+++ Listed records +++
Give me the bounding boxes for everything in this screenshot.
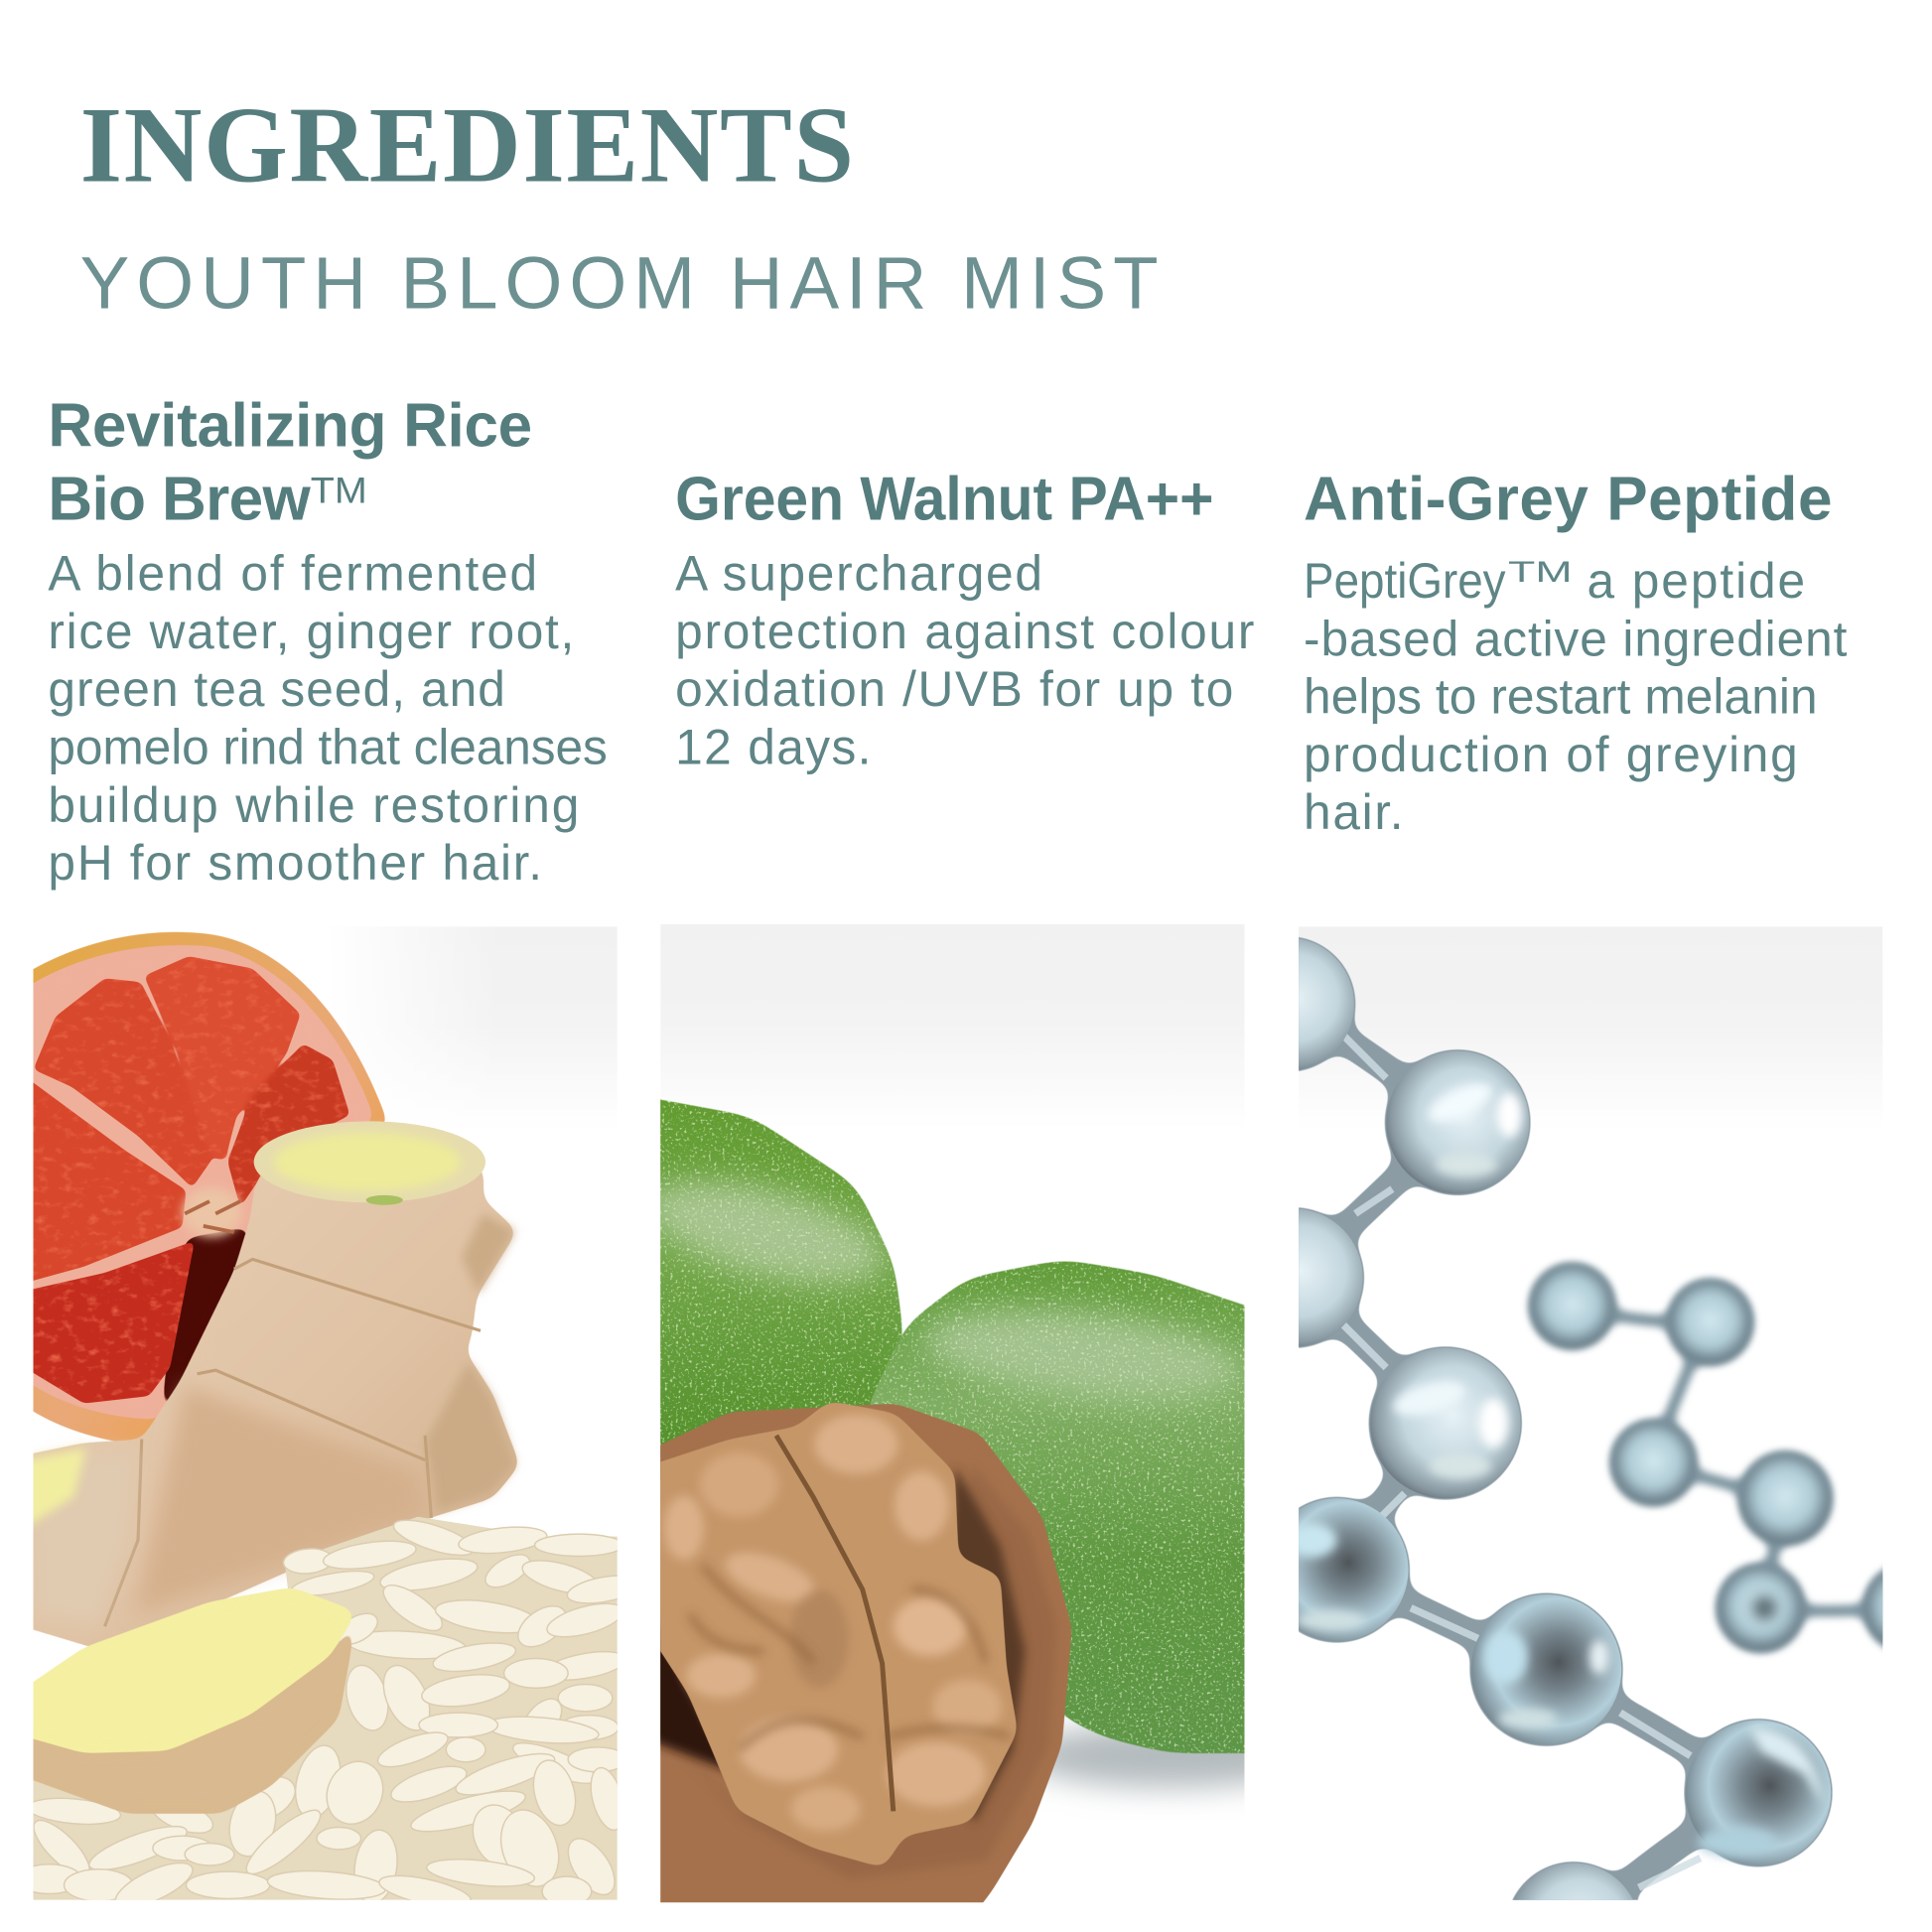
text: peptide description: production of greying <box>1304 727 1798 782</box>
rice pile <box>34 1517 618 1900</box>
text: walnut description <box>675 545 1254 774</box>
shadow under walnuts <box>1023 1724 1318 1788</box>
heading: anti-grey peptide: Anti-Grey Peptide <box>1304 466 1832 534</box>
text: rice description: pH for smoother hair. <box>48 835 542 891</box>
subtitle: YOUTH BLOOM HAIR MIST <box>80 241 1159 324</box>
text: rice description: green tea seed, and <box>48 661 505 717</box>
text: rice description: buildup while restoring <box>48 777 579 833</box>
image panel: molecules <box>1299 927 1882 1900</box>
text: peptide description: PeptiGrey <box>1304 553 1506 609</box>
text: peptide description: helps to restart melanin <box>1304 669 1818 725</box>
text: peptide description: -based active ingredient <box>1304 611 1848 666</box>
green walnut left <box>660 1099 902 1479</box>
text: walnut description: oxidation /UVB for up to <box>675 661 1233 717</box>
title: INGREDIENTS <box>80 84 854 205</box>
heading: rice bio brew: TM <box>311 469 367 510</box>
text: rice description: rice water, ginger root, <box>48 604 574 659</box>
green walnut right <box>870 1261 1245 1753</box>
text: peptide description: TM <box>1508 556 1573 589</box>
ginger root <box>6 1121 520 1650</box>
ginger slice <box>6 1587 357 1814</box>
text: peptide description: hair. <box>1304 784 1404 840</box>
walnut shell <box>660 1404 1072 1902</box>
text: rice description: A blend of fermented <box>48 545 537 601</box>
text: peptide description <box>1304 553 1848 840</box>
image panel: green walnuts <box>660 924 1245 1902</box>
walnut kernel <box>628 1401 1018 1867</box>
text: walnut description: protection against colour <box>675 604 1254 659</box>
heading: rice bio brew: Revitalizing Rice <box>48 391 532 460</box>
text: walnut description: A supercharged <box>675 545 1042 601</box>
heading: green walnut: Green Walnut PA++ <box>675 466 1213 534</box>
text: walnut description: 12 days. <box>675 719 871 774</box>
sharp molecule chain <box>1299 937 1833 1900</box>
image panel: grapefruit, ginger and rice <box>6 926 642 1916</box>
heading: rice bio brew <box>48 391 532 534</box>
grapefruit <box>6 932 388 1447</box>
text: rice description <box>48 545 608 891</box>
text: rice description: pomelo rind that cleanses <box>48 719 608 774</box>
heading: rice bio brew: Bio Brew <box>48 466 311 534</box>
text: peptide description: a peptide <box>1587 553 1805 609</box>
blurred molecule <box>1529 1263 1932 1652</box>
+++
+++ Listed records +++
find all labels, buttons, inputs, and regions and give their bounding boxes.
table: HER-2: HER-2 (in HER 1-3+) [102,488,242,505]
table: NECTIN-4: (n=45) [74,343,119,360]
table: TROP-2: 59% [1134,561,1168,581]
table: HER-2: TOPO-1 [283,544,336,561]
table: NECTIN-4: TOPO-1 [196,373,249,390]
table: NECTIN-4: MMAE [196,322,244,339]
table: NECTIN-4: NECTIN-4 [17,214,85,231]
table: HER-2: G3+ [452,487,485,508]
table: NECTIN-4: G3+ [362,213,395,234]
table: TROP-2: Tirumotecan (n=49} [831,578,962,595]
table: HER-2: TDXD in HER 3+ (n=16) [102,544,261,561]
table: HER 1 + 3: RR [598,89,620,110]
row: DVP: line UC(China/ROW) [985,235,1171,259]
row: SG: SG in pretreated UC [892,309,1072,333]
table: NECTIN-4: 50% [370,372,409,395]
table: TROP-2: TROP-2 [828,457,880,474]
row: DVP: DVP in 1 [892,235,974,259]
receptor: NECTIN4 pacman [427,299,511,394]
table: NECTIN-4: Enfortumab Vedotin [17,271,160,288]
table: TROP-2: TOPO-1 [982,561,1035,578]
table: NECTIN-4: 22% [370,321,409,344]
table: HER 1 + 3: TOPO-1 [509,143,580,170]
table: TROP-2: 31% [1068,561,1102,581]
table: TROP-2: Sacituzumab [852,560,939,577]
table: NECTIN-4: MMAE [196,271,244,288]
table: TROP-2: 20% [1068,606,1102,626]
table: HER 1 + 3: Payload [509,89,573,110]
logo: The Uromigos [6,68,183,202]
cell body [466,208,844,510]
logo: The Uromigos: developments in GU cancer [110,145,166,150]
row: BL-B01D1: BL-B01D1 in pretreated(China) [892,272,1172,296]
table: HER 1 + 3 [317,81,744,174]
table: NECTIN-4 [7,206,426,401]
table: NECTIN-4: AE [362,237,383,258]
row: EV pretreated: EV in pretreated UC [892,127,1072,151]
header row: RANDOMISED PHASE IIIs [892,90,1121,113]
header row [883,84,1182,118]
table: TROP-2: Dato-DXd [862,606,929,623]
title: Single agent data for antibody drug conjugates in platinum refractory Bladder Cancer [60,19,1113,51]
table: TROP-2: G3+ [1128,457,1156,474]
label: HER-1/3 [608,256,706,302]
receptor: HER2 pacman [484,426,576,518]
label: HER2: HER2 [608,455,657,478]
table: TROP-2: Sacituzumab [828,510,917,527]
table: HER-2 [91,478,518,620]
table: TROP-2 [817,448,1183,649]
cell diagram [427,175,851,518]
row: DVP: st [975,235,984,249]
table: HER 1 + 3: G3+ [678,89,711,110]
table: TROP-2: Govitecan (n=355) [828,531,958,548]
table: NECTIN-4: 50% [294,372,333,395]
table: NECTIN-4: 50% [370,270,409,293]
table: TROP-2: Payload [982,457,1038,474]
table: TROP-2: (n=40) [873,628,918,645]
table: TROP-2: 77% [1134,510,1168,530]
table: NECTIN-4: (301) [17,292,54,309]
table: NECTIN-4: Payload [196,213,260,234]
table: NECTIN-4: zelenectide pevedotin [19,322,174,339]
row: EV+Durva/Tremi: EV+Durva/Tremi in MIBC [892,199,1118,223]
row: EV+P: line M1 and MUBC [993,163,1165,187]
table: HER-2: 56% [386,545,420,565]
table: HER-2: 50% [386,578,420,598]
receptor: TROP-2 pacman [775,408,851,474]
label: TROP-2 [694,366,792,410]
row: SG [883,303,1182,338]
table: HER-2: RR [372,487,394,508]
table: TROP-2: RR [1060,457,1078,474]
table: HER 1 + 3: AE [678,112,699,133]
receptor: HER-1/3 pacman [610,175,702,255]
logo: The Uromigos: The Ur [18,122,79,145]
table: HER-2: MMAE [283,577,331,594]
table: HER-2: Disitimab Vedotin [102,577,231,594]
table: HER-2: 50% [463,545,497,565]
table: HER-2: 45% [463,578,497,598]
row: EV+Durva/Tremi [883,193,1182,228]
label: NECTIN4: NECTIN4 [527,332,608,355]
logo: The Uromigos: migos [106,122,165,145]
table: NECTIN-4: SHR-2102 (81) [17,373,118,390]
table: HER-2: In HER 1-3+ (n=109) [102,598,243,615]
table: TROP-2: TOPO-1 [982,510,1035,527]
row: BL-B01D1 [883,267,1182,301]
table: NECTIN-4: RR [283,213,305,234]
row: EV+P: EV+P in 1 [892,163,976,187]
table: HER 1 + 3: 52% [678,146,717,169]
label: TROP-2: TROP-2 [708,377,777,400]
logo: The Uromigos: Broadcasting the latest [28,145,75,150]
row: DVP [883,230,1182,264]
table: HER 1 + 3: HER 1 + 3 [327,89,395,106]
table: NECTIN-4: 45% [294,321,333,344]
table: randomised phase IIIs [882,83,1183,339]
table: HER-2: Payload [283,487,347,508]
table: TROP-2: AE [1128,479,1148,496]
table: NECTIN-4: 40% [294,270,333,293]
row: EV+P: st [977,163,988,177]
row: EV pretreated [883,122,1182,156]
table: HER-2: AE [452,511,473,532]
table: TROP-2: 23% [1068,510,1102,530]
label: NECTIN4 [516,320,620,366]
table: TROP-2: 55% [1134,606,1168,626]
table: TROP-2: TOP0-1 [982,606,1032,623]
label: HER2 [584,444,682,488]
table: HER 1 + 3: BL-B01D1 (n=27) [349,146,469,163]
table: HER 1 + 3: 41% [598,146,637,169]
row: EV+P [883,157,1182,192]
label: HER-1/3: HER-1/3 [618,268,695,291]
+++
* What you should do:
Wherever the string "peptide" is found in the listing above, copy the line that contains it.

* Solved problem:
text: peptide description: production of greying <box>1304 727 1798 782</box>
heading: anti-grey peptide: Anti-Grey Peptide <box>1304 466 1832 534</box>
text: peptide description: PeptiGrey <box>1304 553 1506 609</box>
text: peptide description: helps to restart melanin <box>1304 669 1818 725</box>
text: peptide description: -based active ingredient <box>1304 611 1848 666</box>
text: peptide description: TM <box>1508 556 1573 589</box>
text: peptide description: hair. <box>1304 784 1404 840</box>
text: peptide description <box>1304 553 1848 840</box>
text: peptide description: a peptide <box>1587 553 1805 609</box>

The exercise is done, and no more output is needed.